Exercise prompt =
Restate the whole listing word for word. Pictures are left out.

Records for the task =
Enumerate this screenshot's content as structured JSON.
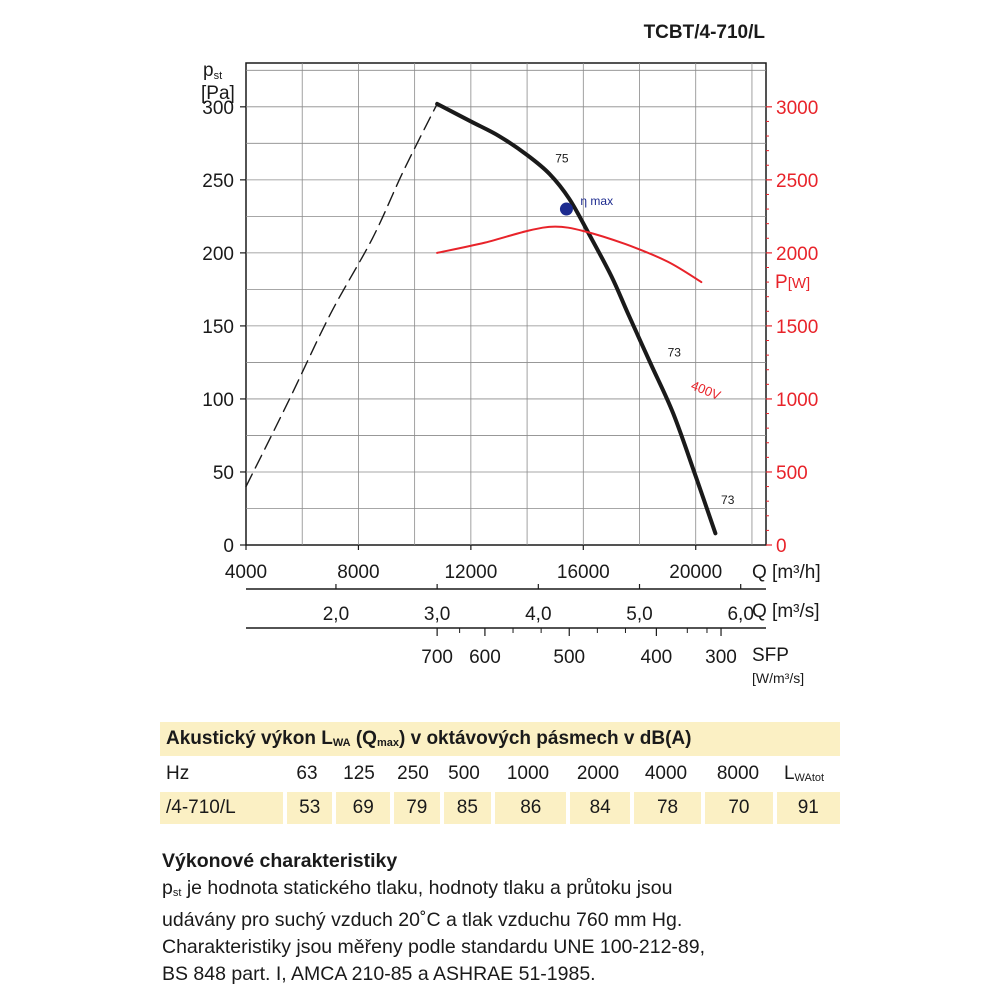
{
  "chart_data": {
    "type": "line",
    "title": "TCBT/4-710/L",
    "y_left": {
      "label": "p",
      "label_sub": "st",
      "unit": "[Pa]",
      "ylim": [
        0,
        330
      ],
      "ticks": [
        "0",
        "50",
        "100",
        "150",
        "200",
        "250",
        "300"
      ]
    },
    "y_right": {
      "label": "P",
      "unit": "[W]",
      "ylim": [
        0,
        3000
      ],
      "ticks": [
        "0",
        "500",
        "1000",
        "1500",
        "2000",
        "2500",
        "3000"
      ],
      "color": "#e8232a"
    },
    "x_axes": [
      {
        "label": "Q [m³/h]",
        "ticks": [
          "4000",
          "8000",
          "12000",
          "16000",
          "20000"
        ]
      },
      {
        "label": "Q [m³/s]",
        "ticks": [
          "2,0",
          "3,0",
          "4,0",
          "5,0",
          "6,0"
        ]
      },
      {
        "label": "SFP",
        "unit": "[W/m³/s]",
        "ticks": [
          "700",
          "600",
          "500",
          "400",
          "300"
        ]
      }
    ],
    "xlim": [
      4000,
      22500
    ],
    "series": [
      {
        "style": "solid",
        "color": "#1a1a1a",
        "x": [
          10800,
          12000,
          13000,
          14000,
          14800,
          15500,
          16200,
          17000,
          17600,
          18400,
          19200,
          20000,
          20700
        ],
        "y": [
          302,
          290,
          280,
          267,
          254,
          237,
          213,
          184,
          158,
          124,
          90,
          47,
          8
        ]
      },
      {
        "style": "dashed",
        "color": "#1a1a1a",
        "x": [
          4000,
          5500,
          7000,
          8500,
          9600,
          10800
        ],
        "y": [
          40,
          98,
          158,
          210,
          256,
          302
        ]
      },
      {
        "name": "400V",
        "axis": "right",
        "color": "#e8232a",
        "x": [
          10800,
          12500,
          14000,
          15000,
          16000,
          17500,
          19000,
          20200
        ],
        "y": [
          2000,
          2070,
          2150,
          2180,
          2150,
          2060,
          1940,
          1800
        ]
      }
    ],
    "annotations": [
      {
        "text": "75",
        "x": 15000,
        "y": 262
      },
      {
        "text": "73",
        "x": 19000,
        "y": 129
      },
      {
        "text": "73",
        "x": 20900,
        "y": 28
      },
      {
        "text": "400V",
        "x": 19800,
        "y": 107,
        "color": "#e8232a"
      }
    ],
    "eta_max": {
      "label": "η max",
      "x": 15400,
      "y": 230,
      "color": "#1d2b8f"
    }
  },
  "acoustic": {
    "title_pre": "Akustický výkon L",
    "title_sub1": "WA",
    "title_mid": " (Q",
    "title_sub2": "max",
    "title_post": ") v oktávových pásmech v dB(A)",
    "hz_label": "Hz",
    "bands": [
      "63",
      "125",
      "250",
      "500",
      "1000",
      "2000",
      "4000",
      "8000"
    ],
    "total_label": "L",
    "total_sub": "WAtot",
    "row_label": "/4-710/L",
    "values": [
      "53",
      "69",
      "79",
      "85",
      "86",
      "84",
      "78",
      "70",
      "91"
    ]
  },
  "performance": {
    "heading": "Výkonové charakteristiky",
    "p_symbol": "p",
    "p_sub": "st",
    "line1": " je hodnota statického tlaku, hodnoty tlaku a průtoku jsou",
    "line2": "udávány pro suchý vzduch 20˚C a tlak vzduchu 760 mm Hg.",
    "line3": "Charakteristiky jsou měřeny podle standardu UNE 100-212-89,",
    "line4": "BS 848 part. I, AMCA 210-85 a ASHRAE 51-1985."
  }
}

Expected answer =
Enumerate this screenshot's content as structured JSON.
{
  "chart_data": {
    "type": "line",
    "title": "TCBT/4-710/L",
    "y_left": {
      "label": "p",
      "label_sub": "st",
      "unit": "[Pa]",
      "ylim": [
        0,
        330
      ],
      "ticks": [
        "0",
        "50",
        "100",
        "150",
        "200",
        "250",
        "300"
      ]
    },
    "y_right": {
      "label": "P",
      "unit": "[W]",
      "ylim": [
        0,
        3000
      ],
      "ticks": [
        "0",
        "500",
        "1000",
        "1500",
        "2000",
        "2500",
        "3000"
      ],
      "color": "#e8232a"
    },
    "x_axes": [
      {
        "label": "Q [m³/h]",
        "ticks": [
          "4000",
          "8000",
          "12000",
          "16000",
          "20000"
        ]
      },
      {
        "label": "Q [m³/s]",
        "ticks": [
          "2,0",
          "3,0",
          "4,0",
          "5,0",
          "6,0"
        ]
      },
      {
        "label": "SFP",
        "unit": "[W/m³/s]",
        "ticks": [
          "700",
          "600",
          "500",
          "400",
          "300"
        ]
      }
    ],
    "xlim": [
      4000,
      22500
    ],
    "series": [
      {
        "style": "solid",
        "color": "#1a1a1a",
        "x": [
          10800,
          12000,
          13000,
          14000,
          14800,
          15500,
          16200,
          17000,
          17600,
          18400,
          19200,
          20000,
          20700
        ],
        "y": [
          302,
          290,
          280,
          267,
          254,
          237,
          213,
          184,
          158,
          124,
          90,
          47,
          8
        ]
      },
      {
        "style": "dashed",
        "color": "#1a1a1a",
        "x": [
          4000,
          5500,
          7000,
          8500,
          9600,
          10800
        ],
        "y": [
          40,
          98,
          158,
          210,
          256,
          302
        ]
      },
      {
        "name": "400V",
        "axis": "right",
        "color": "#e8232a",
        "x": [
          10800,
          12500,
          14000,
          15000,
          16000,
          17500,
          19000,
          20200
        ],
        "y": [
          2000,
          2070,
          2150,
          2180,
          2150,
          2060,
          1940,
          1800
        ]
      }
    ],
    "annotations": [
      {
        "text": "75",
        "x": 15000,
        "y": 262
      },
      {
        "text": "73",
        "x": 19000,
        "y": 129
      },
      {
        "text": "73",
        "x": 20900,
        "y": 28
      },
      {
        "text": "400V",
        "x": 19800,
        "y": 107,
        "color": "#e8232a"
      }
    ],
    "eta_max": {
      "label": "η max",
      "x": 15400,
      "y": 230,
      "color": "#1d2b8f"
    }
  },
  "acoustic": {
    "title_pre": "Akustický výkon L",
    "title_sub1": "WA",
    "title_mid": " (Q",
    "title_sub2": "max",
    "title_post": ") v oktávových pásmech v dB(A)",
    "hz_label": "Hz",
    "bands": [
      "63",
      "125",
      "250",
      "500",
      "1000",
      "2000",
      "4000",
      "8000"
    ],
    "total_label": "L",
    "total_sub": "WAtot",
    "row_label": "/4-710/L",
    "values": [
      "53",
      "69",
      "79",
      "85",
      "86",
      "84",
      "78",
      "70",
      "91"
    ]
  },
  "performance": {
    "heading": "Výkonové charakteristiky",
    "p_symbol": "p",
    "p_sub": "st",
    "line1": " je hodnota statického tlaku, hodnoty tlaku a průtoku jsou",
    "line2": "udávány pro suchý vzduch 20˚C a tlak vzduchu 760 mm Hg.",
    "line3": "Charakteristiky jsou měřeny podle standardu UNE 100-212-89,",
    "line4": "BS 848 part. I, AMCA 210-85 a ASHRAE 51-1985."
  }
}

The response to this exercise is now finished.